(TO DO) Transcribe the records in full, keeping every character as it is.

(PROVIDED INFORMATION)
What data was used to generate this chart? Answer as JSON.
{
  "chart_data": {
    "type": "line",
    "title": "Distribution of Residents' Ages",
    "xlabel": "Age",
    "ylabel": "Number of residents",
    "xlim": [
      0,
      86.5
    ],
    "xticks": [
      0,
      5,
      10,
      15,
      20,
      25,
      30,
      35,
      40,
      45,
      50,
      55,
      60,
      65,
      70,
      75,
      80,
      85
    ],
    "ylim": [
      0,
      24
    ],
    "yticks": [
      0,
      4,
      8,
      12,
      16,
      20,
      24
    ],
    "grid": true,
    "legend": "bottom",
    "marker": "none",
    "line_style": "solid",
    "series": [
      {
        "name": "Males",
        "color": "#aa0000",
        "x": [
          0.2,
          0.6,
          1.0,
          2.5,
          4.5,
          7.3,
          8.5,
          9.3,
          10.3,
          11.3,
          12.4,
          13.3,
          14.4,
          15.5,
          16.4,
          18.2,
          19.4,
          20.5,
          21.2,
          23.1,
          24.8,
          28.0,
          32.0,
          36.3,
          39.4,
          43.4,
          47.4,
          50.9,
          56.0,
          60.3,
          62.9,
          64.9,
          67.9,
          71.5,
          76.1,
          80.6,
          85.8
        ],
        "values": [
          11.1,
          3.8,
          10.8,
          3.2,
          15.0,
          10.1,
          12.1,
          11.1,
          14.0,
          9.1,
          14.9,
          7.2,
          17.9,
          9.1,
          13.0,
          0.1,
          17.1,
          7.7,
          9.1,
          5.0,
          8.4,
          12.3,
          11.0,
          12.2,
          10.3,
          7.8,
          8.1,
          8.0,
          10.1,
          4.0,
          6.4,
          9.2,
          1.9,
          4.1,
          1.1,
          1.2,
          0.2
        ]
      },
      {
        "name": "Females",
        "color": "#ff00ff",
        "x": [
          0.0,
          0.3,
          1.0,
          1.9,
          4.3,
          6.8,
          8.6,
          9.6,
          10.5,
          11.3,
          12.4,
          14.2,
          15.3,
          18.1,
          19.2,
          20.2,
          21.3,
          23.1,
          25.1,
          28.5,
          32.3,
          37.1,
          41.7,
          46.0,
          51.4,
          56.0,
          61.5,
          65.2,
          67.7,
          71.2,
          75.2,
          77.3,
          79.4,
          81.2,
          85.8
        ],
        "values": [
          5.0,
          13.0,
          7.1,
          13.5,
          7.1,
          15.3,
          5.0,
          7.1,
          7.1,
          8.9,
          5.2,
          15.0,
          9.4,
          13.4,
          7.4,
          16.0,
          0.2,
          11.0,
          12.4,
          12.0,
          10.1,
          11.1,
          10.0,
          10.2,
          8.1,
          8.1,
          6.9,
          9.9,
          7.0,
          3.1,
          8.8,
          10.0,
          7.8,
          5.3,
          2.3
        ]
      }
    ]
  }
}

(SOLUTION TO THIS PROBLEM)
What data was used to generate this chart? Answer as JSON.
{
  "chart_data": {
    "type": "line",
    "title": "Distribution of Residents' Ages",
    "xlabel": "Age",
    "ylabel": "Number of residents",
    "xlim": [
      0,
      86.5
    ],
    "xticks": [
      0,
      5,
      10,
      15,
      20,
      25,
      30,
      35,
      40,
      45,
      50,
      55,
      60,
      65,
      70,
      75,
      80,
      85
    ],
    "ylim": [
      0,
      24
    ],
    "yticks": [
      0,
      4,
      8,
      12,
      16,
      20,
      24
    ],
    "grid": true,
    "legend": "bottom",
    "marker": "none",
    "line_style": "solid",
    "series": [
      {
        "name": "Males",
        "color": "#aa0000",
        "x": [
          0.2,
          0.6,
          1.0,
          2.5,
          4.5,
          7.3,
          8.5,
          9.3,
          10.3,
          11.3,
          12.4,
          13.3,
          14.4,
          15.5,
          16.4,
          18.2,
          19.4,
          20.5,
          21.2,
          23.1,
          24.8,
          28.0,
          32.0,
          36.3,
          39.4,
          43.4,
          47.4,
          50.9,
          56.0,
          60.3,
          62.9,
          64.9,
          67.9,
          71.5,
          76.1,
          80.6,
          85.8
        ],
        "values": [
          11.1,
          3.8,
          10.8,
          3.2,
          15.0,
          10.1,
          12.1,
          11.1,
          14.0,
          9.1,
          14.9,
          7.2,
          17.9,
          9.1,
          13.0,
          0.1,
          17.1,
          7.7,
          9.1,
          5.0,
          8.4,
          12.3,
          11.0,
          12.2,
          10.3,
          7.8,
          8.1,
          8.0,
          10.1,
          4.0,
          6.4,
          9.2,
          1.9,
          4.1,
          1.1,
          1.2,
          0.2
        ]
      },
      {
        "name": "Females",
        "color": "#ff00ff",
        "x": [
          0.0,
          0.3,
          1.0,
          1.9,
          4.3,
          6.8,
          8.6,
          9.6,
          10.5,
          11.3,
          12.4,
          14.2,
          15.3,
          18.1,
          19.2,
          20.2,
          21.3,
          23.1,
          25.1,
          28.5,
          32.3,
          37.1,
          41.7,
          46.0,
          51.4,
          56.0,
          61.5,
          65.2,
          67.7,
          71.2,
          75.2,
          77.3,
          79.4,
          81.2,
          85.8
        ],
        "values": [
          5.0,
          13.0,
          7.1,
          13.5,
          7.1,
          15.3,
          5.0,
          7.1,
          7.1,
          8.9,
          5.2,
          15.0,
          9.4,
          13.4,
          7.4,
          16.0,
          0.2,
          11.0,
          12.4,
          12.0,
          10.1,
          11.1,
          10.0,
          10.2,
          8.1,
          8.1,
          6.9,
          9.9,
          7.0,
          3.1,
          8.8,
          10.0,
          7.8,
          5.3,
          2.3
        ]
      }
    ]
  }
}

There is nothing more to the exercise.